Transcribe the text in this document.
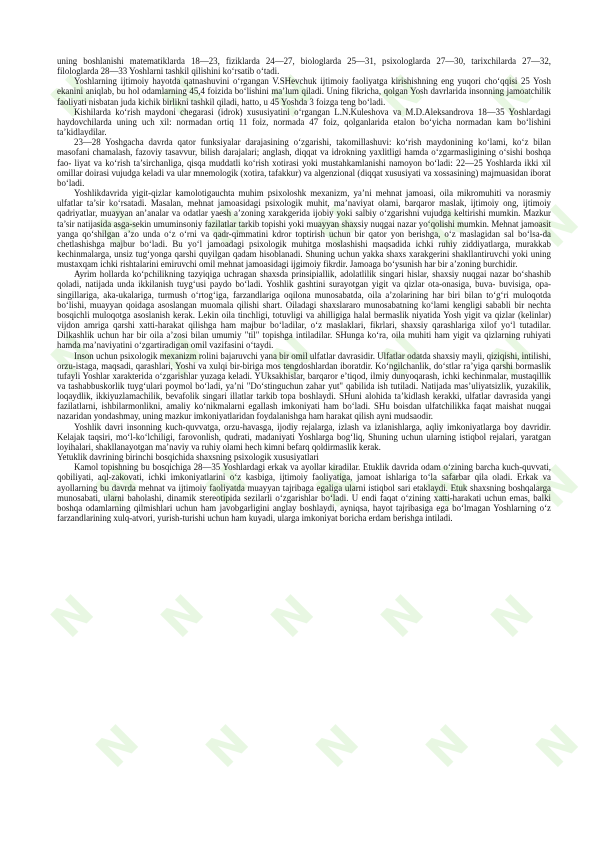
N N N N N
N N N N N
N N N N N
N N N N N
N N N N N
N N N N N

uning boshlanishi matematiklarda 18—23, fiziklarda 24—27, biologlarda 25—31, psixologlarda 27—30, tarixchilarda 27—32, filologlarda 28—33 Yoshlarni tashkil qilishini ko‘rsatib o‘tadi.

Yoshlarning ijtimoiy hayotda qatnashuvini o‘rgangan V.SHevchuk ijtimoiy faoliyatga kirishishning eng yuqori cho‘qqisi 25 Yosh ekanini aniqlab, bu hol odamlarning 45,4 foizida bo‘lishini ma’lum qiladi. Uning fikricha, qolgan Yosh davrlarida insonning jamoatchilik faoliyati nisbatan juda kichik birlikni tashkil qiladi, hatto, u 45 Yoshda 3 foizga teng bo‘ladi.

Kishilarda ko‘rish maydoni chegarasi (idrok) xususiyatini o‘rgangan L.N.Kuleshova va M.D.Aleksandrova 18—35 Yoshlardagi haydovchilarda uning uch xil: normadan ortiq 11 foiz, normada 47 foiz, qolganlarida etalon bo‘yicha normadan kam bo‘lishini ta’kidlaydilar.

23—28 Yoshgacha davrda qator funksiyalar darajasining o‘zgarishi, takomillashuvi: ko‘rish maydonining ko‘lami, ko‘z bilan masofani chamalash, fazoviy tasavvur, bilish darajalari; anglash, diqqat va idrokning yaxlitligi hamda o‘zgarmasligining o‘sishi boshqa fao- liyat va ko‘rish ta’sirchanliga, qisqa muddatli ko‘rish xotirasi yoki mustahkamlanishi namoyon bo‘ladi: 22—25 Yoshlarda ikki xil omillar doirasi vujudga keladi va ular mnemologik (xotira, tafakkur) va algenzional (diqqat xususiyati va xossasining) majmuasidan iborat bo‘ladi.

Yoshlikdavrida yigit-qizlar kamolotigauchta muhim psixoloshk mexanizm, ya’ni mehnat jamoasi, oila mikromuhiti va norasmiy ulfatlar ta’sir ko‘rsatadi. Masalan, mehnat jamoasidagi psixologik muhit, ma’naviyat olami, barqaror maslak, ijtimoiy ong, ijtimoiy qadriyatlar, muayyan an’analar va odatlar yaesh a’zoning xarakgerida ijobiy yoki salbiy o‘zgarishni vujudga keltirishi mumkin. Mazkur ta’sir natijasida asga-sekin umuminsoniy fazilatlar tarkib topishi yoki muayyan shaxsiy nuqgai nazar yo‘qolishi mumkin. Mehnat jamoasit yanga qo‘shilgan a’zo unda o‘z o‘rni va qadr-qimmatini kdror toptirish uchun bir qator yon berishga, o‘z maslagidan sal bo‘lsa-da chetlashishga majbur bo‘ladi. Bu yo‘l jamoadagi psixologik muhitga moslashishi maqsadida ichki ruhiy ziddiyatlarga, murakkab kechinmalarga, unsiz tug‘yonga qarshi quyilgan qadam hisoblanadi. Shuning uchun yakka shaxs xarakgerini shakllantiruvchi yoki uning mustaxqam ichki rishtalarini emiruvchi omil mehnat jamoasidagi ijgimoiy fikrdir. Jamoaga bo‘ysunish har bir a’zoning burchidir.

Ayrim hollarda ko‘pchilikning tazyiqiga uchragan shaxsda prinsipiallik, adolatlilik singari hislar, shaxsiy nuqgai nazar bo‘shashib qoladi, natijada unda ikkilanish tuyg‘usi paydo bo‘ladi. Yoshlik gashtini surayotgan yigit va qizlar ota-onasiga, buva- buvisiga, opa-singillariga, aka-ukalariga, turmush o‘rtog‘iga, farzandlariga oqilona munosabatda, oila a’zolarining har biri bilan to‘g‘ri muloqotda bo‘lishi, muayyan qoidaga asoslangan muomala qilishi shart. Oiladagi shaxslararo munosabatning ko‘lami kengligi sababli bir nechta bosqichli muloqotga asoslanish kerak. Lekin oila tinchligi, totuvligi va ahilligiga halal bermaslik niyatida Yosh yigit va qizlar (kelinlar) vijdon amriga qarshi xatti-harakat qilishga ham majbur bo‘ladilar, o‘z maslaklari, fikrlari, shaxsiy qarashlariga xilof yo‘l tutadilar. Dilkashlik uchun har bir oila a’zosi bilan umumiy "til" topishga intiladilar. SHunga ko‘ra, oila muhiti ham yigit va qizlarning ruhiyati hamda ma’naviyatini o‘zgartiradigan omil vazifasini o‘taydi.

Inson uchun psixologik mexanizm rolini bajaruvchi yana bir omil ulfatlar davrasidir. Ulfatlar odatda shaxsiy mayli, qiziqishi, intilishi, orzu-istaga, maqsadi, qarashlari, Yoshi va xulqi bir-biriga mos tengdoshlardan iboratdir. Ko‘ngilchanlik, do‘stlar ra’yiga qarshi bormaslik tufayli Yoshlar xarakterida o‘zgarishlar yuzaga keladi. YUksakhislar, barqaror e’tiqod, ilmiy dunyoqarash, ichki kechinmalar, mustaqillik va tashabbuskorlik tuyg‘ulari poymol bo‘ladi, ya’ni "Do‘stinguchun zahar yut" qabilida ish tutiladi. Natijada mas’uliyatsizlik, yuzakilik, loqaydlik, ikkiyuzlamachilik, bevafolik singari illatlar tarkib topa boshlaydi. SHuni alohida ta’kidlash kerakki, ulfatlar davrasida yangi fazilatlarni, ishbilarmonlikni, amaliy ko‘nikmalarni egallash imkoniyati ham bo‘ladi. SHu boisdan ulfatchilikka faqat maishat nuqgai nazaridan yondashmay, uning mazkur imkoniyatlaridan foydalanishga ham harakat qilish ayni mudsaodir.

Yoshlik davri insonning kuch-quvvatga, orzu-havasga, ijodiy rejalarga, izlash va izlanishlarga, aqliy imkoniyatlarga boy davridir. Kelajak taqsiri, mo‘l-ko‘lchiligi, farovonlish, qudrati, madaniyati Yoshlarga bog‘liq, Shuning uchun ularning istiqbol rejalari, yaratgan loyihalari, shakllanayotgan ma’naviy va ruhiy olami hech kimni befarq qoldirmaslik kerak.

Yetuklik davrining birinchi bosqichida shaxsning psixologik xususiyatlari

Kamol topishning bu bosqichiga 28—35 Yoshlardagi erkak va ayollar kiradilar. Etuklik davrida odam o‘zining barcha kuch-quvvati, qobiliyati, aql-zakovati, ichki imkoniyatlarini o‘z kasbiga, ijtimoiy faoliyatiga, jamoat ishlariga to‘la safarbar qila oladi. Erkak va ayollarning bu davrda mehnat va ijtimoiy faoliyatda muayyan tajribaga egaliga ularni istiqbol sari etaklaydi. Etuk shaxsning boshqalarga munosabati, ularni baholashi, dinamik stereotipida sezilarli o‘zgarishlar bo‘ladi. U endi faqat o‘zining xatti-harakati uchun emas, balki boshqa odamlarning qilmishlari uchun ham javobgarligini anglay boshlaydi, ayniqsa, hayot tajribasiga ega bo‘lmagan Yoshlarning o‘z farzandlarining xulq-atvori, yurish-turishi uchun ham kuyadi, ularga imkoniyat boricha erdam berishga intiladi.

---

Task description: Copy every record character for character. Skip the pictures.

Solved problem:
Transcribe the text in this document.
N N N N N
N N N N N
N N N N N
N N N N N
N N N N N
N N N N N

uning boshlanishi matematiklarda 18—23, fiziklarda 24—27, biologlarda 25—31, psixologlarda 27—30, tarixchilarda 27—32, filologlarda 28—33 Yoshlarni tashkil qilishini ko‘rsatib o‘tadi.

Yoshlarning ijtimoiy hayotda qatnashuvini o‘rgangan V.SHevchuk ijtimoiy faoliyatga kirishishning eng yuqori cho‘qqisi 25 Yosh ekanini aniqlab, bu hol odamlarning 45,4 foizida bo‘lishini ma’lum qiladi. Uning fikricha, qolgan Yosh davrlarida insonning jamoatchilik faoliyati nisbatan juda kichik birlikni tashkil qiladi, hatto, u 45 Yoshda 3 foizga teng bo‘ladi.

Kishilarda ko‘rish maydoni chegarasi (idrok) xususiyatini o‘rgangan L.N.Kuleshova va M.D.Aleksandrova 18—35 Yoshlardagi haydovchilarda uning uch xil: normadan ortiq 11 foiz, normada 47 foiz, qolganlarida etalon bo‘yicha normadan kam bo‘lishini ta’kidlaydilar.

23—28 Yoshgacha davrda qator funksiyalar darajasining o‘zgarishi, takomillashuvi: ko‘rish maydonining ko‘lami, ko‘z bilan masofani chamalash, fazoviy tasavvur, bilish darajalari; anglash, diqqat va idrokning yaxlitligi hamda o‘zgarmasligining o‘sishi boshqa fao- liyat va ko‘rish ta’sirchanliga, qisqa muddatli ko‘rish xotirasi yoki mustahkamlanishi namoyon bo‘ladi: 22—25 Yoshlarda ikki xil omillar doirasi vujudga keladi va ular mnemologik (xotira, tafakkur) va algenzional (diqqat xususiyati va xossasining) majmuasidan iborat bo‘ladi.

Yoshlikdavrida yigit-qizlar kamolotigauchta muhim psixoloshk mexanizm, ya’ni mehnat jamoasi, oila mikromuhiti va norasmiy ulfatlar ta’sir ko‘rsatadi. Masalan, mehnat jamoasidagi psixologik muhit, ma’naviyat olami, barqaror maslak, ijtimoiy ong, ijtimoiy qadriyatlar, muayyan an’analar va odatlar yaesh a’zoning xarakgerida ijobiy yoki salbiy o‘zgarishni vujudga keltirishi mumkin. Mazkur ta’sir natijasida asga-sekin umuminsoniy fazilatlar tarkib topishi yoki muayyan shaxsiy nuqgai nazar yo‘qolishi mumkin. Mehnat jamoasit yanga qo‘shilgan a’zo unda o‘z o‘rni va qadr-qimmatini kdror toptirish uchun bir qator yon berishga, o‘z maslagidan sal bo‘lsa-da chetlashishga majbur bo‘ladi. Bu yo‘l jamoadagi psixologik muhitga moslashishi maqsadida ichki ruhiy ziddiyatlarga, murakkab kechinmalarga, unsiz tug‘yonga qarshi quyilgan qadam hisoblanadi. Shuning uchun yakka shaxs xarakgerini shakllantiruvchi yoki uning mustaxqam ichki rishtalarini emiruvchi omil mehnat jamoasidagi ijgimoiy fikrdir. Jamoaga bo‘ysunish har bir a’zoning burchidir.

Ayrim hollarda ko‘pchilikning tazyiqiga uchragan shaxsda prinsipiallik, adolatlilik singari hislar, shaxsiy nuqgai nazar bo‘shashib qoladi, natijada unda ikkilanish tuyg‘usi paydo bo‘ladi. Yoshlik gashtini surayotgan yigit va qizlar ota-onasiga, buva- buvisiga, opa-singillariga, aka-ukalariga, turmush o‘rtog‘iga, farzandlariga oqilona munosabatda, oila a’zolarining har biri bilan to‘g‘ri muloqotda bo‘lishi, muayyan qoidaga asoslangan muomala qilishi shart. Oiladagi shaxslararo munosabatning ko‘lami kengligi sababli bir nechta bosqichli muloqotga asoslanish kerak. Lekin oila tinchligi, totuvligi va ahilligiga halal bermaslik niyatida Yosh yigit va qizlar (kelinlar) vijdon amriga qarshi xatti-harakat qilishga ham majbur bo‘ladilar, o‘z maslaklari, fikrlari, shaxsiy qarashlariga xilof yo‘l tutadilar. Dilkashlik uchun har bir oila a’zosi bilan umumiy "til" topishga intiladilar. SHunga ko‘ra, oila muhiti ham yigit va qizlarning ruhiyati hamda ma’naviyatini o‘zgartiradigan omil vazifasini o‘taydi.

Inson uchun psixologik mexanizm rolini bajaruvchi yana bir omil ulfatlar davrasidir. Ulfatlar odatda shaxsiy mayli, qiziqishi, intilishi, orzu-istaga, maqsadi, qarashlari, Yoshi va xulqi bir-biriga mos tengdoshlardan iboratdir. Ko‘ngilchanlik, do‘stlar ra’yiga qarshi bormaslik tufayli Yoshlar xarakterida o‘zgarishlar yuzaga keladi. YUksakhislar, barqaror e’tiqod, ilmiy dunyoqarash, ichki kechinmalar, mustaqillik va tashabbuskorlik tuyg‘ulari poymol bo‘ladi, ya’ni "Do‘stinguchun zahar yut" qabilida ish tutiladi. Natijada mas’uliyatsizlik, yuzakilik, loqaydlik, ikkiyuzlamachilik, bevafolik singari illatlar tarkib topa boshlaydi. SHuni alohida ta’kidlash kerakki, ulfatlar davrasida yangi fazilatlarni, ishbilarmonlikni, amaliy ko‘nikmalarni egallash imkoniyati ham bo‘ladi. SHu boisdan ulfatchilikka faqat maishat nuqgai nazaridan yondashmay, uning mazkur imkoniyatlaridan foydalanishga ham harakat qilish ayni mudsaodir.

Yoshlik davri insonning kuch-quvvatga, orzu-havasga, ijodiy rejalarga, izlash va izlanishlarga, aqliy imkoniyatlarga boy davridir. Kelajak taqsiri, mo‘l-ko‘lchiligi, farovonlish, qudrati, madaniyati Yoshlarga bog‘liq, Shuning uchun ularning istiqbol rejalari, yaratgan loyihalari, shakllanayotgan ma’naviy va ruhiy olami hech kimni befarq qoldirmaslik kerak.

Yetuklik davrining birinchi bosqichida shaxsning psixologik xususiyatlari

Kamol topishning bu bosqichiga 28—35 Yoshlardagi erkak va ayollar kiradilar. Etuklik davrida odam o‘zining barcha kuch-quvvati, qobiliyati, aql-zakovati, ichki imkoniyatlarini o‘z kasbiga, ijtimoiy faoliyatiga, jamoat ishlariga to‘la safarbar qila oladi. Erkak va ayollarning bu davrda mehnat va ijtimoiy faoliyatda muayyan tajribaga egaliga ularni istiqbol sari etaklaydi. Etuk shaxsning boshqalarga munosabati, ularni baholashi, dinamik stereotipida sezilarli o‘zgarishlar bo‘ladi. U endi faqat o‘zining xatti-harakati uchun emas, balki boshqa odamlarning qilmishlari uchun ham javobgarligini anglay boshlaydi, ayniqsa, hayot tajribasiga ega bo‘lmagan Yoshlarning o‘z farzandlarining xulq-atvori, yurish-turishi uchun ham kuyadi, ularga imkoniyat boricha erdam berishga intiladi.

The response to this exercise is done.